* _Provided information_
****************************************

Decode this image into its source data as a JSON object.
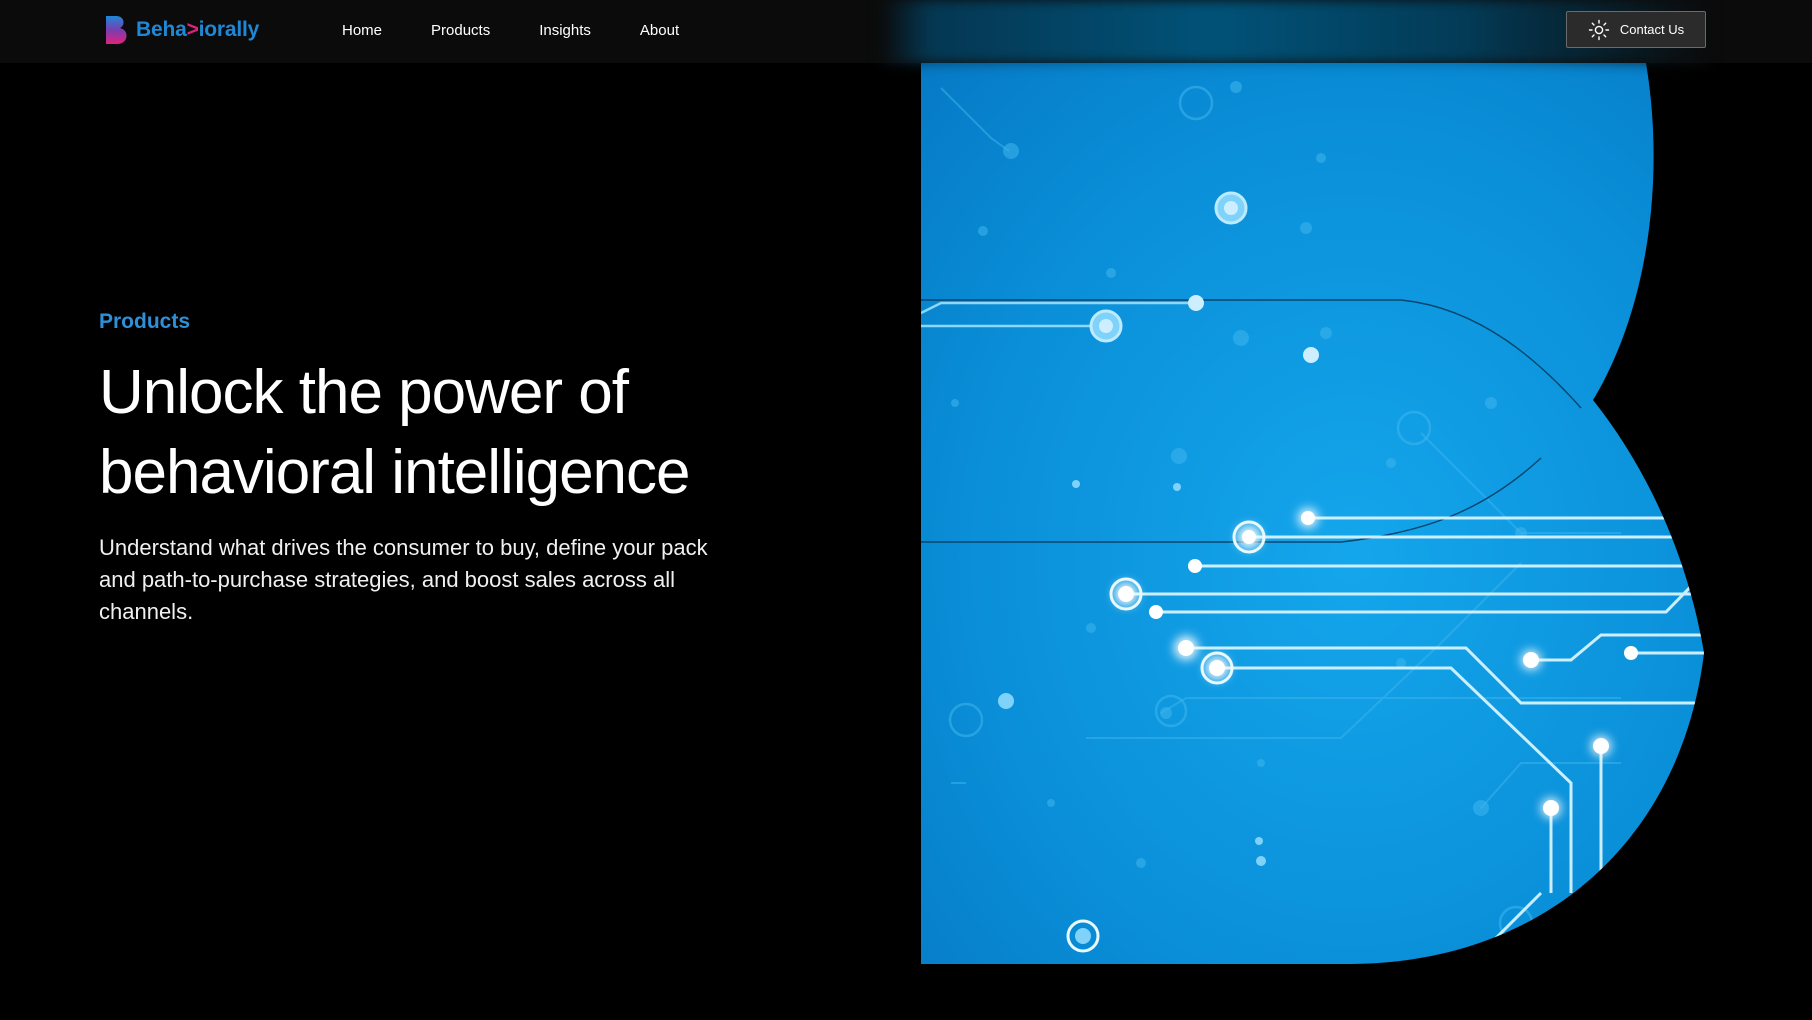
{
  "header": {
    "logo": {
      "prefix": "Beha",
      "glyph": ">",
      "suffix": "iorally"
    },
    "nav": [
      {
        "label": "Home"
      },
      {
        "label": "Products"
      },
      {
        "label": "Insights"
      },
      {
        "label": "About"
      }
    ],
    "contact": {
      "label": "Contact Us",
      "icon": "sun-icon"
    }
  },
  "hero": {
    "eyebrow": "Products",
    "title_line1": "Unlock the power of",
    "title_line2": "behavioral intelligence",
    "description": "Understand what drives the consumer to buy, define your pack and path-to-purchase strategies, and boost sales across all channels.",
    "art": {
      "shape": "letter-B",
      "motif": "circuit-board",
      "icon": "circuit-b-illustration"
    }
  },
  "colors": {
    "background": "#000000",
    "header": "#0b0b0b",
    "accent_blue": "#1e88d6",
    "accent_pink": "#e0237a",
    "art_blue": "#0a8fd8",
    "circuit_glow": "#bfefff"
  }
}
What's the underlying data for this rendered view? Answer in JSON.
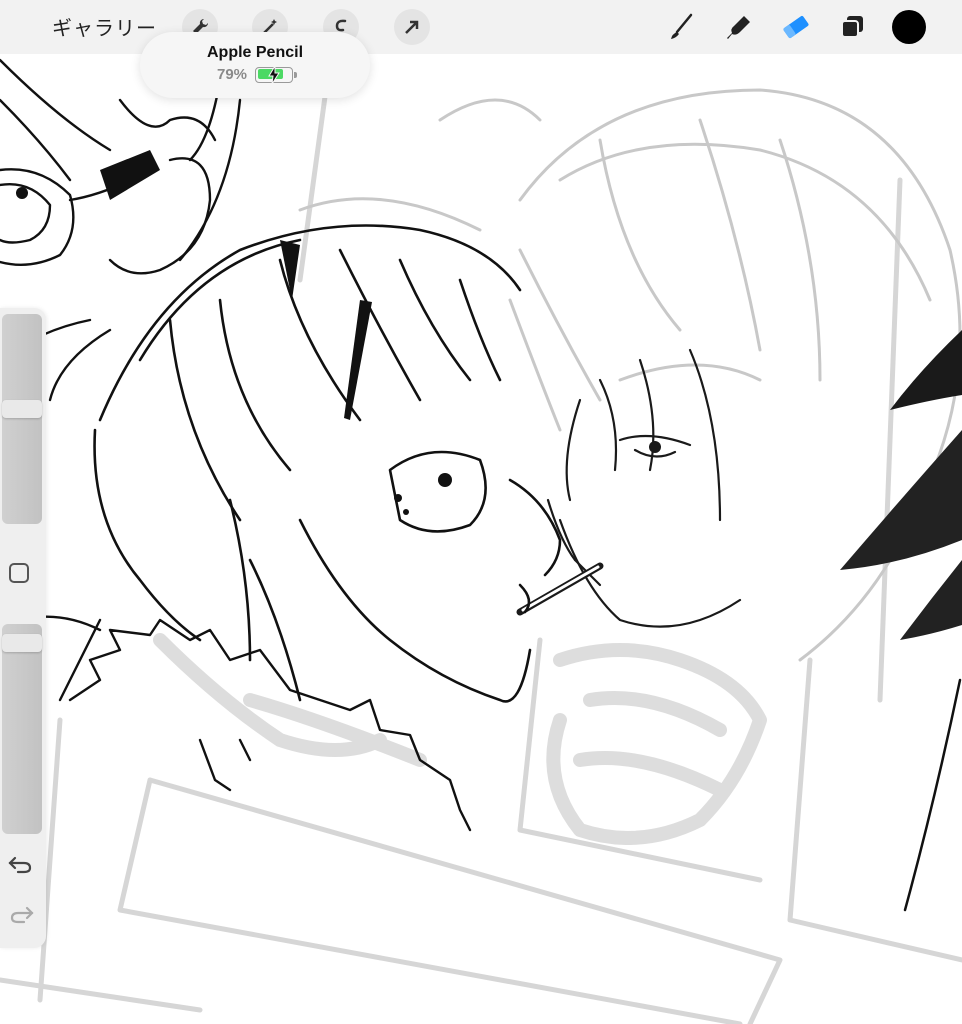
{
  "toolbar": {
    "gallery_label": "ギャラリー",
    "left_tools": [
      "wrench-icon",
      "magic-wand-icon",
      "selection-icon",
      "transform-arrow-icon"
    ],
    "right_tools": [
      "brush-icon",
      "smudge-icon",
      "eraser-icon",
      "layers-icon",
      "color-swatch"
    ],
    "active_tool": "eraser",
    "accent_color": "#1e90ff",
    "current_color": "#000000"
  },
  "pencil_popup": {
    "name": "Apple Pencil",
    "battery_percent": "79%",
    "battery_level": 0.79,
    "charging": true,
    "battery_color": "#4cd964"
  },
  "sidebar": {
    "brush_size_level": 0.55,
    "opacity_level": 0.05,
    "buttons": [
      "modify-square",
      "undo",
      "redo"
    ]
  }
}
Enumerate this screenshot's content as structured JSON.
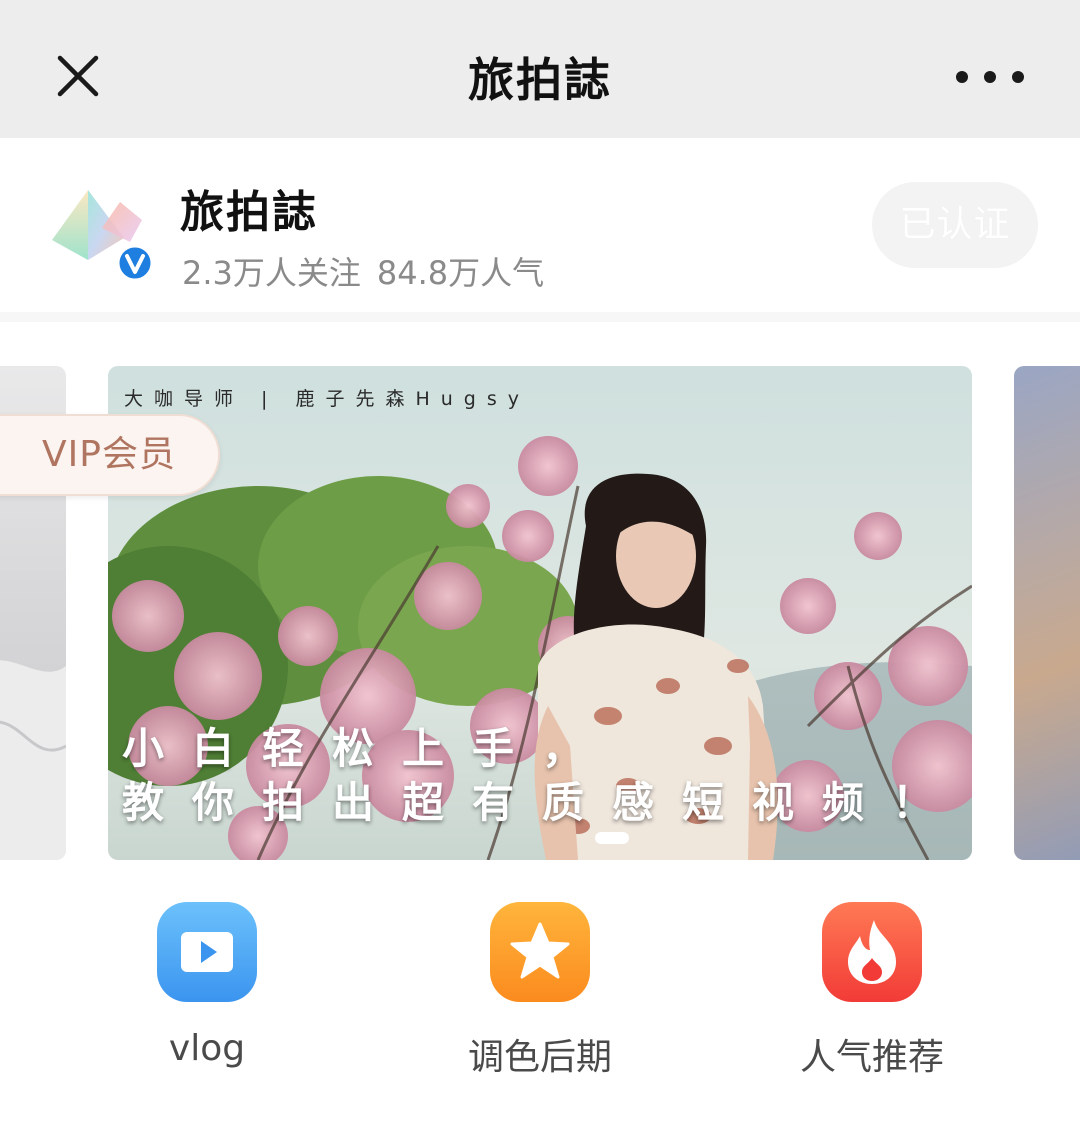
{
  "navbar": {
    "title": "旅拍誌",
    "close_icon": "close-icon",
    "more_icon": "more-dots-icon"
  },
  "profile": {
    "name": "旅拍誌",
    "followers": "2.3万人关注",
    "popularity": "84.8万人气",
    "verified_button": "已认证",
    "avatar_icon": "prism-logo",
    "badge_icon": "verified-v-icon"
  },
  "carousel": {
    "vip_tag": "VIP会员",
    "banner": {
      "credit": "大咖导师 | 鹿子先森Hugsy",
      "headline_line1": "小白轻松上手，",
      "headline_line2": "教你拍出超有质感短视频！"
    },
    "active_index": 1
  },
  "quick_nav": [
    {
      "label": "vlog",
      "icon": "play-icon",
      "color": "#3b95ef"
    },
    {
      "label": "调色后期",
      "icon": "star-icon",
      "color": "#fb8b1e"
    },
    {
      "label": "人气推荐",
      "icon": "flame-icon",
      "color": "#f23b37"
    }
  ]
}
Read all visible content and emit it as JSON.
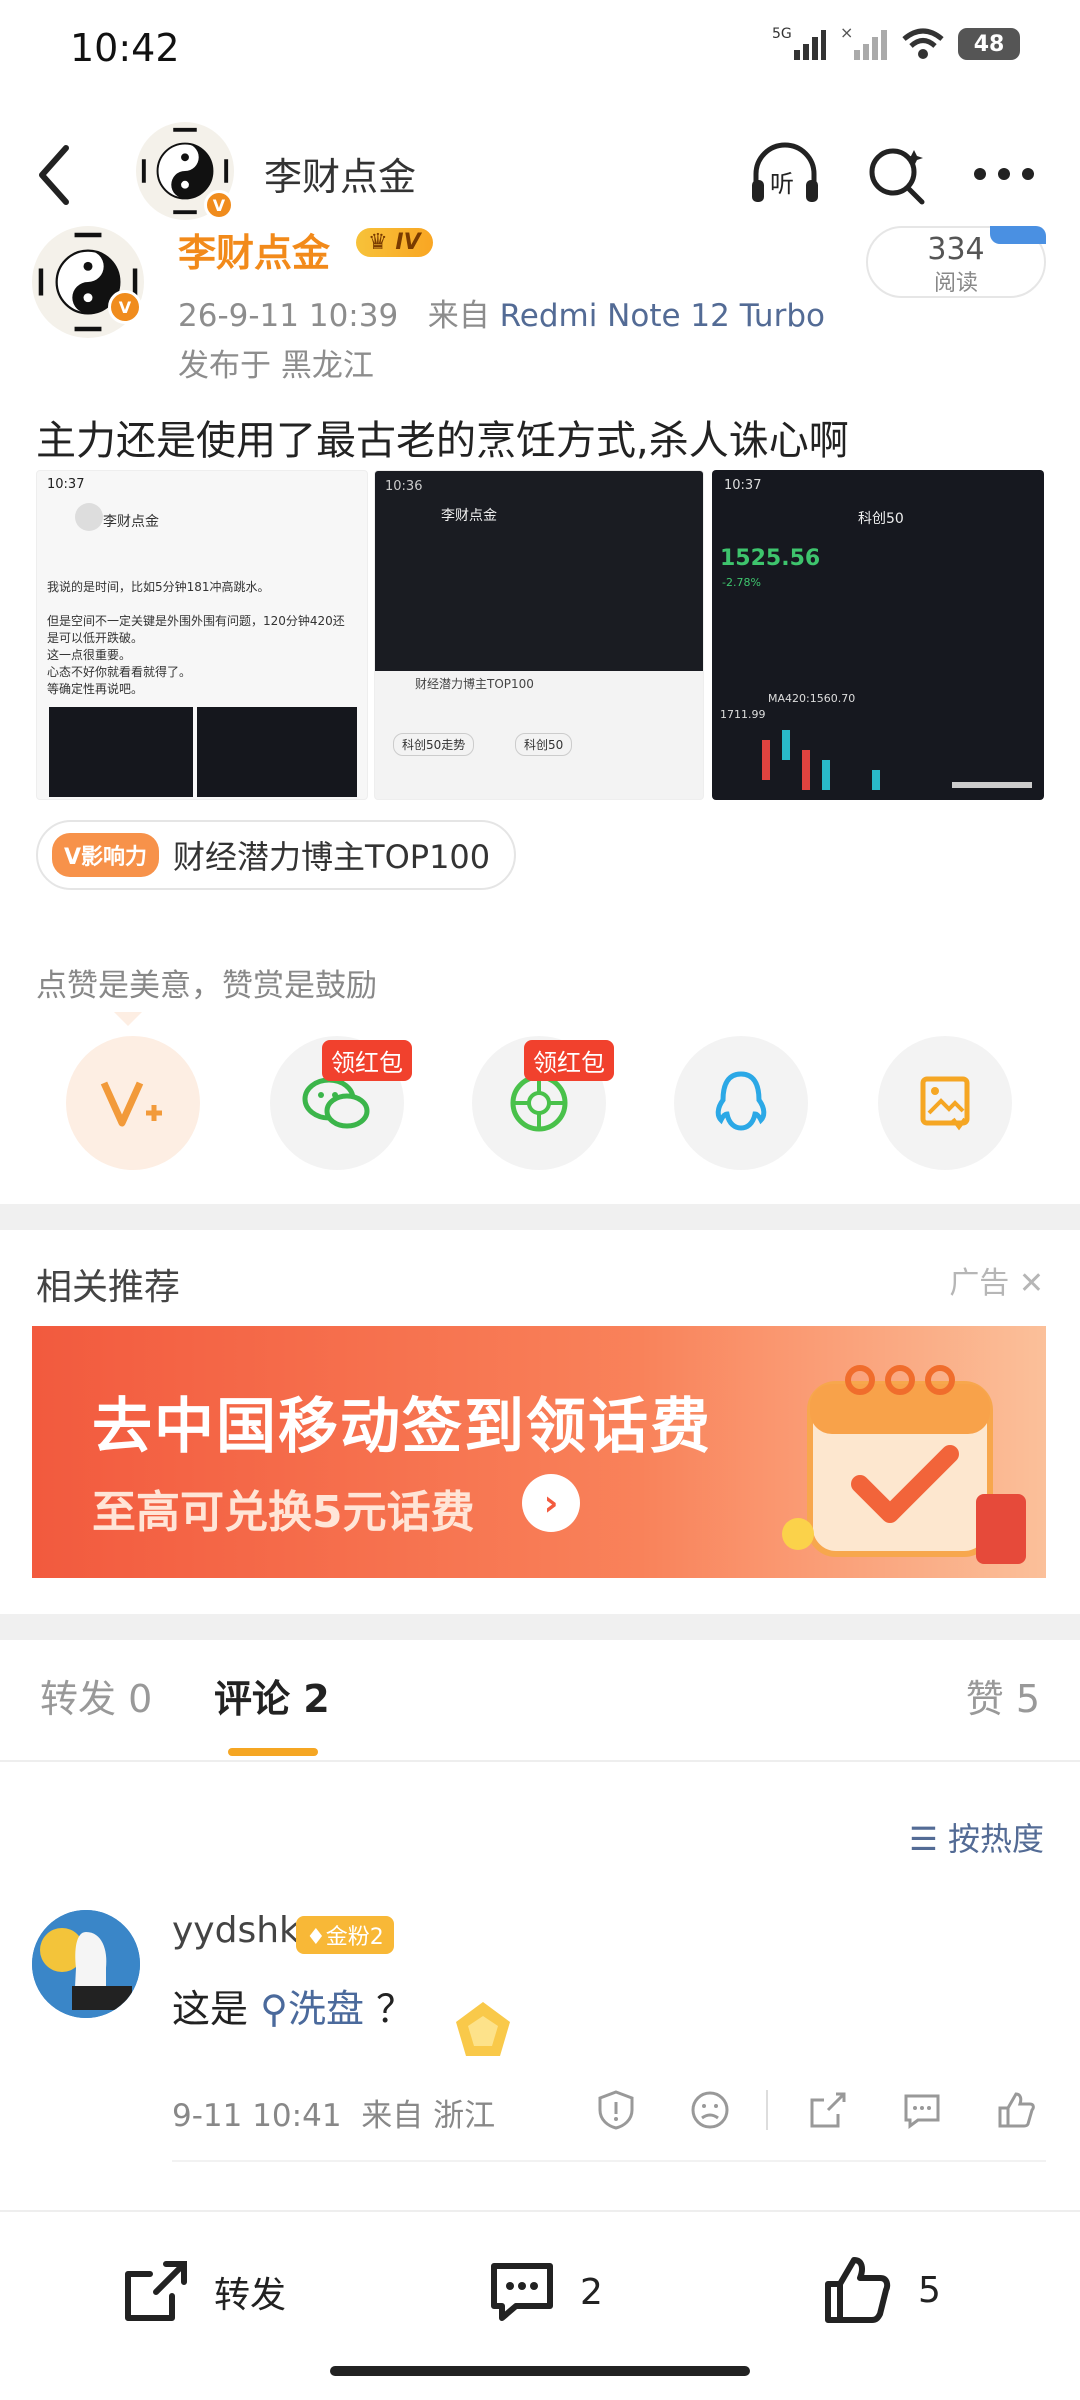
{
  "status_bar": {
    "time": "10:42",
    "battery": "48"
  },
  "nav": {
    "title": "李财点金"
  },
  "post": {
    "author": "李财点金",
    "level": "IV",
    "datetime": "26-9-11 10:39",
    "from_label": "来自",
    "device": "Redmi Note 12 Turbo",
    "location": "发布于 黑龙江",
    "read_count": "334",
    "read_label": "阅读",
    "text": "主力还是使用了最古老的烹饪方式,杀人诛心啊"
  },
  "thumbnails": [
    {
      "time": "10:37",
      "name": "李财点金",
      "lines": [
        "我说的是时间，比如5分钟181冲高跳水。",
        "但是空间不一定关键是外围外围有问题，120分钟420还",
        "是可以低开跌破。",
        "这一点很重要。",
        "心态不好你就看看就得了。",
        "等确定性再说吧。"
      ]
    },
    {
      "time": "10:36",
      "name": "李财点金",
      "caption": "财经潜力博主TOP100",
      "chips": [
        "科创50走势",
        "科创50"
      ]
    },
    {
      "time": "10:37",
      "title": "科创50",
      "price": "1525.56",
      "change": "-2.78%",
      "ma": "MA420:1560.70",
      "note": "1711.99"
    }
  ],
  "influence": {
    "tag": "V影响力",
    "text": "财经潜力博主TOP100"
  },
  "praise_text": "点赞是美意，赞赏是鼓励",
  "red_packet_label": "领红包",
  "related": {
    "title": "相关推荐",
    "ad_label": "广告"
  },
  "ad": {
    "line1": "去中国移动签到领话费",
    "line2": "至高可兑换5元话费"
  },
  "tabs": [
    {
      "label": "转发",
      "count": "0"
    },
    {
      "label": "评论",
      "count": "2"
    },
    {
      "label": "赞",
      "count": "5"
    }
  ],
  "sort_label": "按热度",
  "comment": {
    "user": "yydshk",
    "badge": "金粉2",
    "text_prefix": "这是",
    "link": "洗盘",
    "text_suffix": "？",
    "time": "9-11 10:41",
    "from": "来自 浙江"
  },
  "bottom": {
    "repost": "转发",
    "comments": "2",
    "likes": "5"
  },
  "colors": {
    "accent": "#f28a1a",
    "link": "#536b95",
    "red": "#f1412d"
  }
}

****************************************

* _Instructions for the task_
Write the full listing out again with every line unchanged, but include no pictures.

* _Task result_
Decode this image into its source data as a JSON object.
{
  "header": {
    "logo": {
      "prefix": "Beha",
      "glyph": ">",
      "suffix": "iorally"
    },
    "nav": [
      {
        "label": "Home"
      },
      {
        "label": "Products"
      },
      {
        "label": "Insights"
      },
      {
        "label": "About"
      }
    ],
    "contact": {
      "label": "Contact Us",
      "icon": "sun-icon"
    }
  },
  "hero": {
    "eyebrow": "Products",
    "title_line1": "Unlock the power of",
    "title_line2": "behavioral intelligence",
    "description": "Understand what drives the consumer to buy, define your pack and path-to-purchase strategies, and boost sales across all channels.",
    "art": {
      "shape": "letter-B",
      "motif": "circuit-board",
      "icon": "circuit-b-illustration"
    }
  },
  "colors": {
    "background": "#000000",
    "header": "#0b0b0b",
    "accent_blue": "#1e88d6",
    "accent_pink": "#e0237a",
    "art_blue": "#0a8fd8",
    "circuit_glow": "#bfefff"
  }
}
What's the underlying data for this rendered view? Answer in JSON.
{
  "toolbar": {
    "gallery_label": "ギャラリー",
    "left_tools": [
      "wrench-icon",
      "magic-wand-icon",
      "selection-icon",
      "transform-arrow-icon"
    ],
    "right_tools": [
      "brush-icon",
      "smudge-icon",
      "eraser-icon",
      "layers-icon",
      "color-swatch"
    ],
    "active_tool": "eraser",
    "accent_color": "#1e90ff",
    "current_color": "#000000"
  },
  "pencil_popup": {
    "name": "Apple Pencil",
    "battery_percent": "79%",
    "battery_level": 0.79,
    "charging": true,
    "battery_color": "#4cd964"
  },
  "sidebar": {
    "brush_size_level": 0.55,
    "opacity_level": 0.05,
    "buttons": [
      "modify-square",
      "undo",
      "redo"
    ]
  }
}
Enumerate this screenshot's content as structured JSON.
{
  "navbar": {
    "title": "旅拍誌",
    "close_icon": "close-icon",
    "more_icon": "more-dots-icon"
  },
  "profile": {
    "name": "旅拍誌",
    "followers": "2.3万人关注",
    "popularity": "84.8万人气",
    "verified_button": "已认证",
    "avatar_icon": "prism-logo",
    "badge_icon": "verified-v-icon"
  },
  "carousel": {
    "vip_tag": "VIP会员",
    "banner": {
      "credit": "大咖导师 | 鹿子先森Hugsy",
      "headline_line1": "小白轻松上手，",
      "headline_line2": "教你拍出超有质感短视频！"
    },
    "active_index": 1
  },
  "quick_nav": [
    {
      "label": "vlog",
      "icon": "play-icon",
      "color": "#3b95ef"
    },
    {
      "label": "调色后期",
      "icon": "star-icon",
      "color": "#fb8b1e"
    },
    {
      "label": "人气推荐",
      "icon": "flame-icon",
      "color": "#f23b37"
    }
  ]
}
Read all visible content and emit it as JSON.
{
  "status_bar": {
    "time": "10:42",
    "battery": "48"
  },
  "nav": {
    "title": "李财点金"
  },
  "post": {
    "author": "李财点金",
    "level": "IV",
    "datetime": "26-9-11 10:39",
    "from_label": "来自",
    "device": "Redmi Note 12 Turbo",
    "location": "发布于 黑龙江",
    "read_count": "334",
    "read_label": "阅读",
    "text": "主力还是使用了最古老的烹饪方式,杀人诛心啊"
  },
  "thumbnails": [
    {
      "time": "10:37",
      "name": "李财点金",
      "lines": [
        "我说的是时间，比如5分钟181冲高跳水。",
        "但是空间不一定关键是外围外围有问题，120分钟420还",
        "是可以低开跌破。",
        "这一点很重要。",
        "心态不好你就看看就得了。",
        "等确定性再说吧。"
      ]
    },
    {
      "time": "10:36",
      "name": "李财点金",
      "caption": "财经潜力博主TOP100",
      "chips": [
        "科创50走势",
        "科创50"
      ]
    },
    {
      "time": "10:37",
      "title": "科创50",
      "price": "1525.56",
      "change": "-2.78%",
      "ma": "MA420:1560.70",
      "note": "1711.99"
    }
  ],
  "influence": {
    "tag": "V影响力",
    "text": "财经潜力博主TOP100"
  },
  "praise_text": "点赞是美意，赞赏是鼓励",
  "red_packet_label": "领红包",
  "related": {
    "title": "相关推荐",
    "ad_label": "广告"
  },
  "ad": {
    "line1": "去中国移动签到领话费",
    "line2": "至高可兑换5元话费"
  },
  "tabs": [
    {
      "label": "转发",
      "count": "0"
    },
    {
      "label": "评论",
      "count": "2"
    },
    {
      "label": "赞",
      "count": "5"
    }
  ],
  "sort_label": "按热度",
  "comment": {
    "user": "yydshk",
    "badge": "金粉2",
    "text_prefix": "这是",
    "link": "洗盘",
    "text_suffix": "？",
    "time": "9-11 10:41",
    "from": "来自 浙江"
  },
  "bottom": {
    "repost": "转发",
    "comments": "2",
    "likes": "5"
  },
  "colors": {
    "accent": "#f28a1a",
    "link": "#536b95",
    "red": "#f1412d"
  }
}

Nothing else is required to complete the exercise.